Figure collection entries:
——

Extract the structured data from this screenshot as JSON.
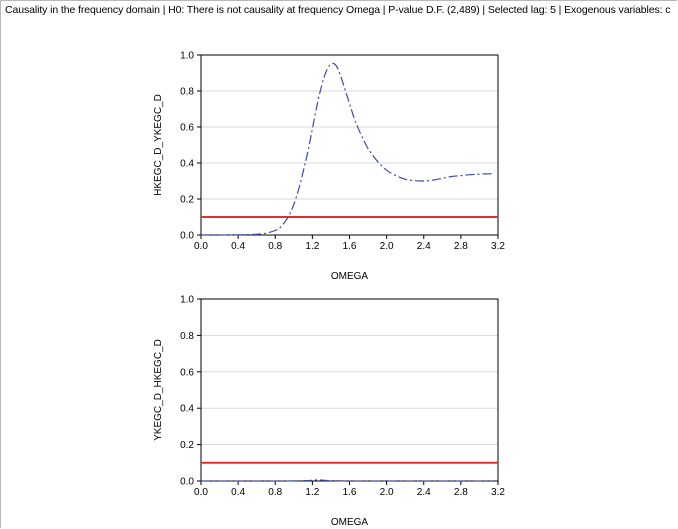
{
  "header": {
    "text": "Causality in the frequency domain | H0: There is not causality at frequency Omega | P-value D.F. (2,489) | Selected lag: 5 | Exogenous variables: c"
  },
  "colors": {
    "curve": "#3b4ba8",
    "threshold": "#e03131",
    "grid": "#d8d8d8",
    "axis": "#000000"
  },
  "chart_data": [
    {
      "type": "line",
      "ylabel": "HKEGC_D_YKEGC_D",
      "xlabel": "OMEGA",
      "xlim": [
        0.0,
        3.2
      ],
      "ylim": [
        0.0,
        1.0
      ],
      "xticks": [
        "0.0",
        "0.4",
        "0.8",
        "1.2",
        "1.6",
        "2.0",
        "2.4",
        "2.8",
        "3.2"
      ],
      "yticks": [
        "0.0",
        "0.2",
        "0.4",
        "0.6",
        "0.8",
        "1.0"
      ],
      "grid": true,
      "threshold": 0.1,
      "series": [
        {
          "style": "dashed",
          "x": [
            0.0,
            0.2,
            0.4,
            0.6,
            0.7,
            0.8,
            0.85,
            0.9,
            0.95,
            1.0,
            1.05,
            1.1,
            1.15,
            1.2,
            1.25,
            1.3,
            1.35,
            1.4,
            1.45,
            1.5,
            1.55,
            1.6,
            1.65,
            1.7,
            1.75,
            1.8,
            1.9,
            2.0,
            2.1,
            2.2,
            2.3,
            2.4,
            2.5,
            2.6,
            2.7,
            2.8,
            2.9,
            3.0,
            3.1,
            3.14
          ],
          "values": [
            0.0,
            0.0,
            0.001,
            0.004,
            0.01,
            0.025,
            0.04,
            0.07,
            0.11,
            0.17,
            0.25,
            0.35,
            0.46,
            0.59,
            0.72,
            0.83,
            0.91,
            0.95,
            0.945,
            0.89,
            0.81,
            0.73,
            0.65,
            0.585,
            0.53,
            0.48,
            0.41,
            0.36,
            0.33,
            0.31,
            0.302,
            0.3,
            0.305,
            0.315,
            0.325,
            0.33,
            0.335,
            0.338,
            0.34,
            0.34
          ]
        }
      ]
    },
    {
      "type": "line",
      "ylabel": "YKEGC_D_HKEGC_D",
      "xlabel": "OMEGA",
      "xlim": [
        0.0,
        3.2
      ],
      "ylim": [
        0.0,
        1.0
      ],
      "xticks": [
        "0.0",
        "0.4",
        "0.8",
        "1.2",
        "1.6",
        "2.0",
        "2.4",
        "2.8",
        "3.2"
      ],
      "yticks": [
        "0.0",
        "0.2",
        "0.4",
        "0.6",
        "0.8",
        "1.0"
      ],
      "grid": true,
      "threshold": 0.1,
      "series": [
        {
          "style": "dashed",
          "x": [
            0.0,
            0.4,
            0.8,
            1.0,
            1.1,
            1.2,
            1.25,
            1.3,
            1.35,
            1.4,
            1.5,
            1.6,
            2.0,
            2.4,
            2.8,
            3.14
          ],
          "values": [
            0.0,
            0.0,
            0.0,
            0.001,
            0.002,
            0.004,
            0.006,
            0.005,
            0.003,
            0.002,
            0.001,
            0.0,
            0.0,
            0.0,
            0.0,
            0.0
          ]
        }
      ]
    }
  ]
}
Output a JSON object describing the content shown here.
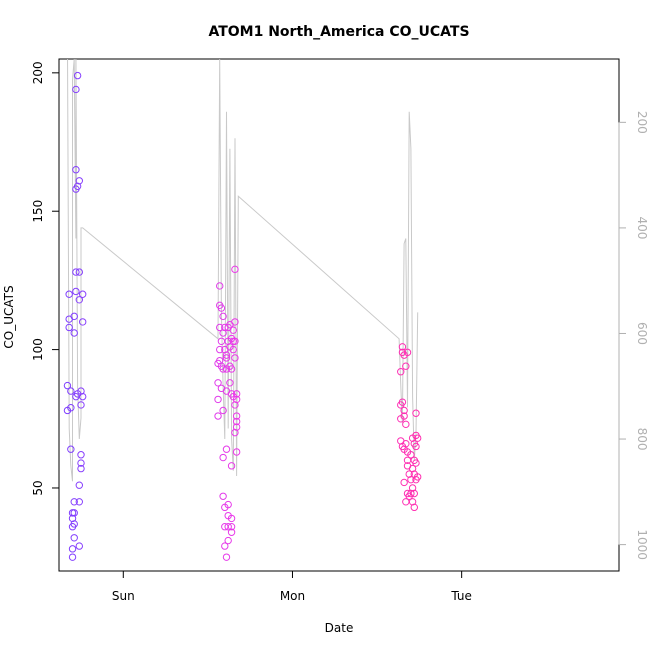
{
  "chart_data": {
    "type": "scatter",
    "title": "ATOM1 North_America CO_UCATS",
    "xlabel": "Date",
    "ylabel": "CO_UCATS",
    "right_axis": {
      "label": "",
      "reversed": true,
      "ticks": [
        200,
        400,
        600,
        800,
        1000
      ],
      "range": [
        80,
        1050
      ],
      "color": "#b0b0b0"
    },
    "x_ticks": [
      {
        "label": "Sun",
        "x": 0
      },
      {
        "label": "Mon",
        "x": 1
      },
      {
        "label": "Tue",
        "x": 2
      }
    ],
    "xlim": [
      -0.38,
      2.93
    ],
    "ylim": [
      20,
      205
    ],
    "y_ticks": [
      50,
      100,
      150,
      200
    ],
    "grid": false,
    "legend": "none",
    "colors": {
      "early": "#7f3fff",
      "mid": "#f03ae8",
      "late": "#ff2fb0",
      "line": "#c9c9c9",
      "axis": "#000000"
    },
    "series": [
      {
        "points": [
          {
            "x": -0.33,
            "y": 87
          },
          {
            "x": -0.33,
            "y": 78
          },
          {
            "x": -0.32,
            "y": 111
          },
          {
            "x": -0.32,
            "y": 108
          },
          {
            "x": -0.32,
            "y": 120
          },
          {
            "x": -0.31,
            "y": 64
          },
          {
            "x": -0.31,
            "y": 85
          },
          {
            "x": -0.31,
            "y": 79
          },
          {
            "x": -0.3,
            "y": 41
          },
          {
            "x": -0.3,
            "y": 39
          },
          {
            "x": -0.3,
            "y": 36
          },
          {
            "x": -0.3,
            "y": 28
          },
          {
            "x": -0.3,
            "y": 25
          },
          {
            "x": -0.29,
            "y": 45
          },
          {
            "x": -0.29,
            "y": 41
          },
          {
            "x": -0.29,
            "y": 37
          },
          {
            "x": -0.29,
            "y": 32
          },
          {
            "x": -0.29,
            "y": 106
          },
          {
            "x": -0.29,
            "y": 112
          },
          {
            "x": -0.28,
            "y": 128
          },
          {
            "x": -0.28,
            "y": 158
          },
          {
            "x": -0.28,
            "y": 194
          },
          {
            "x": -0.28,
            "y": 165
          },
          {
            "x": -0.28,
            "y": 83
          },
          {
            "x": -0.28,
            "y": 121
          },
          {
            "x": -0.27,
            "y": 84
          },
          {
            "x": -0.27,
            "y": 159
          },
          {
            "x": -0.27,
            "y": 199
          },
          {
            "x": -0.26,
            "y": 161
          },
          {
            "x": -0.26,
            "y": 118
          },
          {
            "x": -0.26,
            "y": 128
          },
          {
            "x": -0.26,
            "y": 51
          },
          {
            "x": -0.26,
            "y": 45
          },
          {
            "x": -0.26,
            "y": 29
          },
          {
            "x": -0.25,
            "y": 57
          },
          {
            "x": -0.25,
            "y": 59
          },
          {
            "x": -0.25,
            "y": 62
          },
          {
            "x": -0.25,
            "y": 85
          },
          {
            "x": -0.25,
            "y": 80
          },
          {
            "x": -0.24,
            "y": 83
          },
          {
            "x": -0.24,
            "y": 110
          },
          {
            "x": -0.24,
            "y": 120
          },
          {
            "x": 0.56,
            "y": 95
          },
          {
            "x": 0.56,
            "y": 88
          },
          {
            "x": 0.56,
            "y": 82
          },
          {
            "x": 0.56,
            "y": 76
          },
          {
            "x": 0.57,
            "y": 123
          },
          {
            "x": 0.57,
            "y": 116
          },
          {
            "x": 0.57,
            "y": 108
          },
          {
            "x": 0.57,
            "y": 100
          },
          {
            "x": 0.57,
            "y": 96
          },
          {
            "x": 0.58,
            "y": 115
          },
          {
            "x": 0.58,
            "y": 103
          },
          {
            "x": 0.58,
            "y": 94
          },
          {
            "x": 0.58,
            "y": 86
          },
          {
            "x": 0.59,
            "y": 112
          },
          {
            "x": 0.59,
            "y": 106
          },
          {
            "x": 0.59,
            "y": 93
          },
          {
            "x": 0.59,
            "y": 78
          },
          {
            "x": 0.59,
            "y": 61
          },
          {
            "x": 0.59,
            "y": 47
          },
          {
            "x": 0.6,
            "y": 43
          },
          {
            "x": 0.6,
            "y": 36
          },
          {
            "x": 0.6,
            "y": 29
          },
          {
            "x": 0.6,
            "y": 108
          },
          {
            "x": 0.6,
            "y": 100
          },
          {
            "x": 0.61,
            "y": 97
          },
          {
            "x": 0.61,
            "y": 98
          },
          {
            "x": 0.61,
            "y": 93
          },
          {
            "x": 0.61,
            "y": 85
          },
          {
            "x": 0.61,
            "y": 64
          },
          {
            "x": 0.61,
            "y": 25
          },
          {
            "x": 0.62,
            "y": 36
          },
          {
            "x": 0.62,
            "y": 31
          },
          {
            "x": 0.62,
            "y": 44
          },
          {
            "x": 0.62,
            "y": 40
          },
          {
            "x": 0.62,
            "y": 108
          },
          {
            "x": 0.62,
            "y": 103
          },
          {
            "x": 0.63,
            "y": 101
          },
          {
            "x": 0.63,
            "y": 94
          },
          {
            "x": 0.63,
            "y": 88
          },
          {
            "x": 0.63,
            "y": 109
          },
          {
            "x": 0.64,
            "y": 104
          },
          {
            "x": 0.64,
            "y": 93
          },
          {
            "x": 0.64,
            "y": 84
          },
          {
            "x": 0.64,
            "y": 58
          },
          {
            "x": 0.64,
            "y": 36
          },
          {
            "x": 0.64,
            "y": 39
          },
          {
            "x": 0.64,
            "y": 34
          },
          {
            "x": 0.65,
            "y": 107
          },
          {
            "x": 0.65,
            "y": 100
          },
          {
            "x": 0.65,
            "y": 103
          },
          {
            "x": 0.65,
            "y": 83
          },
          {
            "x": 0.66,
            "y": 110
          },
          {
            "x": 0.66,
            "y": 97
          },
          {
            "x": 0.66,
            "y": 103
          },
          {
            "x": 0.66,
            "y": 80
          },
          {
            "x": 0.66,
            "y": 70
          },
          {
            "x": 0.66,
            "y": 129
          },
          {
            "x": 0.67,
            "y": 76
          },
          {
            "x": 0.67,
            "y": 74
          },
          {
            "x": 0.67,
            "y": 72
          },
          {
            "x": 0.67,
            "y": 82
          },
          {
            "x": 0.67,
            "y": 84
          },
          {
            "x": 0.67,
            "y": 63
          },
          {
            "x": 1.64,
            "y": 75
          },
          {
            "x": 1.64,
            "y": 67
          },
          {
            "x": 1.64,
            "y": 80
          },
          {
            "x": 1.64,
            "y": 92
          },
          {
            "x": 1.65,
            "y": 101
          },
          {
            "x": 1.65,
            "y": 99
          },
          {
            "x": 1.65,
            "y": 81
          },
          {
            "x": 1.65,
            "y": 65
          },
          {
            "x": 1.66,
            "y": 98
          },
          {
            "x": 1.66,
            "y": 78
          },
          {
            "x": 1.66,
            "y": 76
          },
          {
            "x": 1.66,
            "y": 64
          },
          {
            "x": 1.66,
            "y": 52
          },
          {
            "x": 1.67,
            "y": 45
          },
          {
            "x": 1.67,
            "y": 94
          },
          {
            "x": 1.67,
            "y": 73
          },
          {
            "x": 1.67,
            "y": 66
          },
          {
            "x": 1.68,
            "y": 63
          },
          {
            "x": 1.68,
            "y": 60
          },
          {
            "x": 1.68,
            "y": 58
          },
          {
            "x": 1.68,
            "y": 48
          },
          {
            "x": 1.68,
            "y": 99
          },
          {
            "x": 1.69,
            "y": 47
          },
          {
            "x": 1.69,
            "y": 55
          },
          {
            "x": 1.7,
            "y": 53
          },
          {
            "x": 1.7,
            "y": 48
          },
          {
            "x": 1.7,
            "y": 62
          },
          {
            "x": 1.71,
            "y": 68
          },
          {
            "x": 1.71,
            "y": 57
          },
          {
            "x": 1.71,
            "y": 50
          },
          {
            "x": 1.71,
            "y": 45
          },
          {
            "x": 1.72,
            "y": 66
          },
          {
            "x": 1.72,
            "y": 60
          },
          {
            "x": 1.72,
            "y": 55
          },
          {
            "x": 1.72,
            "y": 48
          },
          {
            "x": 1.72,
            "y": 43
          },
          {
            "x": 1.73,
            "y": 69
          },
          {
            "x": 1.73,
            "y": 65
          },
          {
            "x": 1.73,
            "y": 59
          },
          {
            "x": 1.73,
            "y": 53
          },
          {
            "x": 1.73,
            "y": 77
          },
          {
            "x": 1.74,
            "y": 68
          },
          {
            "x": 1.74,
            "y": 54
          }
        ]
      }
    ],
    "pressure_line": {
      "axis": "right",
      "points": [
        {
          "x": -0.33,
          "p": 60
        },
        {
          "x": -0.32,
          "p": 780
        },
        {
          "x": -0.31,
          "p": 850
        },
        {
          "x": -0.3,
          "p": 880
        },
        {
          "x": -0.3,
          "p": 120
        },
        {
          "x": -0.29,
          "p": 80
        },
        {
          "x": -0.28,
          "p": 420
        },
        {
          "x": -0.28,
          "p": 60
        },
        {
          "x": -0.27,
          "p": 700
        },
        {
          "x": -0.26,
          "p": 800
        },
        {
          "x": -0.25,
          "p": 760
        },
        {
          "x": -0.25,
          "p": 400
        },
        {
          "x": -0.24,
          "p": 400
        },
        {
          "x": 0.56,
          "p": 610
        },
        {
          "x": 0.57,
          "p": 80
        },
        {
          "x": 0.58,
          "p": 560
        },
        {
          "x": 0.59,
          "p": 700
        },
        {
          "x": 0.6,
          "p": 800
        },
        {
          "x": 0.61,
          "p": 180
        },
        {
          "x": 0.62,
          "p": 780
        },
        {
          "x": 0.63,
          "p": 250
        },
        {
          "x": 0.64,
          "p": 800
        },
        {
          "x": 0.65,
          "p": 860
        },
        {
          "x": 0.66,
          "p": 230
        },
        {
          "x": 0.67,
          "p": 870
        },
        {
          "x": 0.68,
          "p": 340
        },
        {
          "x": 1.63,
          "p": 610
        },
        {
          "x": 1.64,
          "p": 700
        },
        {
          "x": 1.65,
          "p": 770
        },
        {
          "x": 1.66,
          "p": 430
        },
        {
          "x": 1.67,
          "p": 420
        },
        {
          "x": 1.68,
          "p": 740
        },
        {
          "x": 1.69,
          "p": 180
        },
        {
          "x": 1.7,
          "p": 250
        },
        {
          "x": 1.71,
          "p": 720
        },
        {
          "x": 1.72,
          "p": 840
        },
        {
          "x": 1.73,
          "p": 790
        },
        {
          "x": 1.74,
          "p": 560
        }
      ]
    }
  }
}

——

§ What is needed
Select and copy every line from the records that includes the word "JSON".

§ Answer below
Extract the structured data from this screenshot as JSON.
Output a JSON object describing the content shown here.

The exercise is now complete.